**OBJECTIVE**
Repeat all the material exactly; pictures stay out of your copy.

########################################

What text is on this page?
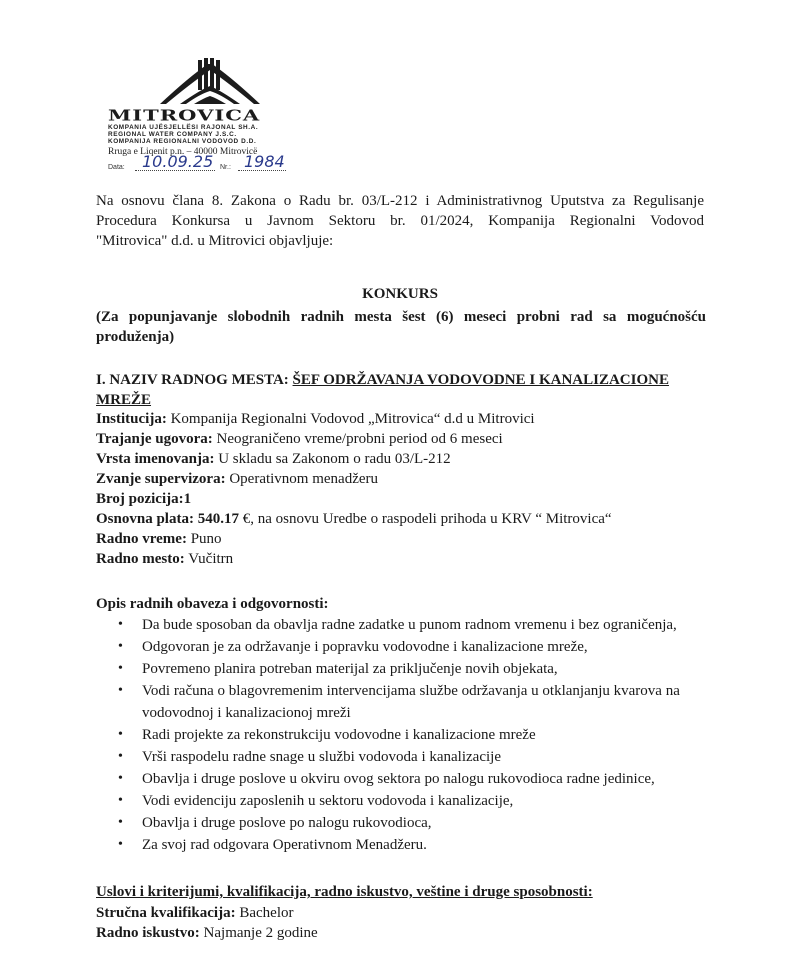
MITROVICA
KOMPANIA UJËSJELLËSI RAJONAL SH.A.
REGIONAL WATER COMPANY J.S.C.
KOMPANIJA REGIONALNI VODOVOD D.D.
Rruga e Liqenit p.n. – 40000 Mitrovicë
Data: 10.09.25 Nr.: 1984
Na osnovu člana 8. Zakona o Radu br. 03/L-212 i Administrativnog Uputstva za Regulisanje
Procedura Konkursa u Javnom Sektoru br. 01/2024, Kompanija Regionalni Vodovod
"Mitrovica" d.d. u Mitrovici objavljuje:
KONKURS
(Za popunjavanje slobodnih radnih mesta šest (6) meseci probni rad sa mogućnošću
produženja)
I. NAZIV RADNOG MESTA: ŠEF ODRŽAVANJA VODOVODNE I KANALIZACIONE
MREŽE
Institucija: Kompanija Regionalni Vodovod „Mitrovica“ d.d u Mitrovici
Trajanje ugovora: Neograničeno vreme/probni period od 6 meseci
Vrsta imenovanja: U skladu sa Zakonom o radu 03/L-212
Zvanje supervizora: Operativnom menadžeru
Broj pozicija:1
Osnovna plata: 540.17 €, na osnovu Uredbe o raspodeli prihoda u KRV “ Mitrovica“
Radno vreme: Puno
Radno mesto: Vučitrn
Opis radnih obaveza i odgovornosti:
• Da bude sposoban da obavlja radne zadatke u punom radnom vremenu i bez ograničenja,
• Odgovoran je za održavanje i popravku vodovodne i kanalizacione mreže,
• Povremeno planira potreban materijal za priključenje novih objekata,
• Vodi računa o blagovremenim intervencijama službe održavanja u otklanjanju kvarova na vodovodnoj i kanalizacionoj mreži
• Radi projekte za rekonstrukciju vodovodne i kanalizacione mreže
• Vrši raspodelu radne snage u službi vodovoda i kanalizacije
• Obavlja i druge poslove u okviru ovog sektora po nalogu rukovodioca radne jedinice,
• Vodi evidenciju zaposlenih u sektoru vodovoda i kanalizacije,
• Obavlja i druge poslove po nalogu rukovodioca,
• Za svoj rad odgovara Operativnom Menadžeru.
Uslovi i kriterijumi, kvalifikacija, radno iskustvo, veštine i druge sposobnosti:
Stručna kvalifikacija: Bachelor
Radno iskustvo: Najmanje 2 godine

########################################

**ANSWER TO THIS PROBLEM**
What text is on this page?
MITROVICA
KOMPANIA UJËSJELLËSI RAJONAL SH.A.
REGIONAL WATER COMPANY J.S.C.
KOMPANIJA REGIONALNI VODOVOD D.D.
Rruga e Liqenit p.n. – 40000 Mitrovicë
Data: 10.09.25 Nr.: 1984
Na osnovu člana 8. Zakona o Radu br. 03/L-212 i Administrativnog Uputstva za Regulisanje
Procedura Konkursa u Javnom Sektoru br. 01/2024, Kompanija Regionalni Vodovod
"Mitrovica" d.d. u Mitrovici objavljuje:
KONKURS
(Za popunjavanje slobodnih radnih mesta šest (6) meseci probni rad sa mogućnošću
produženja)
I. NAZIV RADNOG MESTA: ŠEF ODRŽAVANJA VODOVODNE I KANALIZACIONE
MREŽE
Institucija: Kompanija Regionalni Vodovod „Mitrovica“ d.d u Mitrovici
Trajanje ugovora: Neograničeno vreme/probni period od 6 meseci
Vrsta imenovanja: U skladu sa Zakonom o radu 03/L-212
Zvanje supervizora: Operativnom menadžeru
Broj pozicija:1
Osnovna plata: 540.17 €, na osnovu Uredbe o raspodeli prihoda u KRV “ Mitrovica“
Radno vreme: Puno
Radno mesto: Vučitrn
Opis radnih obaveza i odgovornosti:
• Da bude sposoban da obavlja radne zadatke u punom radnom vremenu i bez ograničenja,
• Odgovoran je za održavanje i popravku vodovodne i kanalizacione mreže,
• Povremeno planira potreban materijal za priključenje novih objekata,
• Vodi računa o blagovremenim intervencijama službe održavanja u otklanjanju kvarova na vodovodnoj i kanalizacionoj mreži
• Radi projekte za rekonstrukciju vodovodne i kanalizacione mreže
• Vrši raspodelu radne snage u službi vodovoda i kanalizacije
• Obavlja i druge poslove u okviru ovog sektora po nalogu rukovodioca radne jedinice,
• Vodi evidenciju zaposlenih u sektoru vodovoda i kanalizacije,
• Obavlja i druge poslove po nalogu rukovodioca,
• Za svoj rad odgovara Operativnom Menadžeru.
Uslovi i kriterijumi, kvalifikacija, radno iskustvo, veštine i druge sposobnosti:
Stručna kvalifikacija: Bachelor
Radno iskustvo: Najmanje 2 godine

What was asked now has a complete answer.